━━━━━ ROWS ━━━━━

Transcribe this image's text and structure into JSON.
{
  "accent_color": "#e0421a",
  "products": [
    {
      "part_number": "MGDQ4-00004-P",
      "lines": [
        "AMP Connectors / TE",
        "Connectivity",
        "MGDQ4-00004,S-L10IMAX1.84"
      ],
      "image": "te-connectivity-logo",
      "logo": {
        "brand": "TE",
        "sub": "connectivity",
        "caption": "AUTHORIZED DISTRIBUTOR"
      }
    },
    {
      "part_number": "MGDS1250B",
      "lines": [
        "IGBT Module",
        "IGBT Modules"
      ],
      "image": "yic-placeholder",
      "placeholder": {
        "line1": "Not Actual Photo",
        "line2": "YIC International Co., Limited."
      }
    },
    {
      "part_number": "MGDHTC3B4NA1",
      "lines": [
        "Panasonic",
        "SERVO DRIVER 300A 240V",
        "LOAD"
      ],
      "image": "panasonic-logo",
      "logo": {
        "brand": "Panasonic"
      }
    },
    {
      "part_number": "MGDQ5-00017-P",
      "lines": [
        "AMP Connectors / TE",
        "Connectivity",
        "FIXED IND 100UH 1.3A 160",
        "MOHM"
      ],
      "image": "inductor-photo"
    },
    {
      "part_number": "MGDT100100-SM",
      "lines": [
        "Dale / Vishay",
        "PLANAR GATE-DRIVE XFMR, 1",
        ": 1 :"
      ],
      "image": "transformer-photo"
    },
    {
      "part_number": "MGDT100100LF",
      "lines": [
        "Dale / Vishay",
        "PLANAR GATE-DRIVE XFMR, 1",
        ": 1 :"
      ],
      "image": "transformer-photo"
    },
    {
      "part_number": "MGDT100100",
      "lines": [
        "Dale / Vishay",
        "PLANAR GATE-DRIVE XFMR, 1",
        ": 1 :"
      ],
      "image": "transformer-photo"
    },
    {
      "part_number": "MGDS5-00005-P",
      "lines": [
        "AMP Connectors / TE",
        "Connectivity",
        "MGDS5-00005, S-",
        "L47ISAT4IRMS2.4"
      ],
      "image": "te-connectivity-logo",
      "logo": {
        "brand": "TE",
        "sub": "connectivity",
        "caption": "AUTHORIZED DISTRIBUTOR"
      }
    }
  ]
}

━━━━━

Find "placeholder". Copy every line it occurs in.

      "image": "yic-placeholder",
      "placeholder": {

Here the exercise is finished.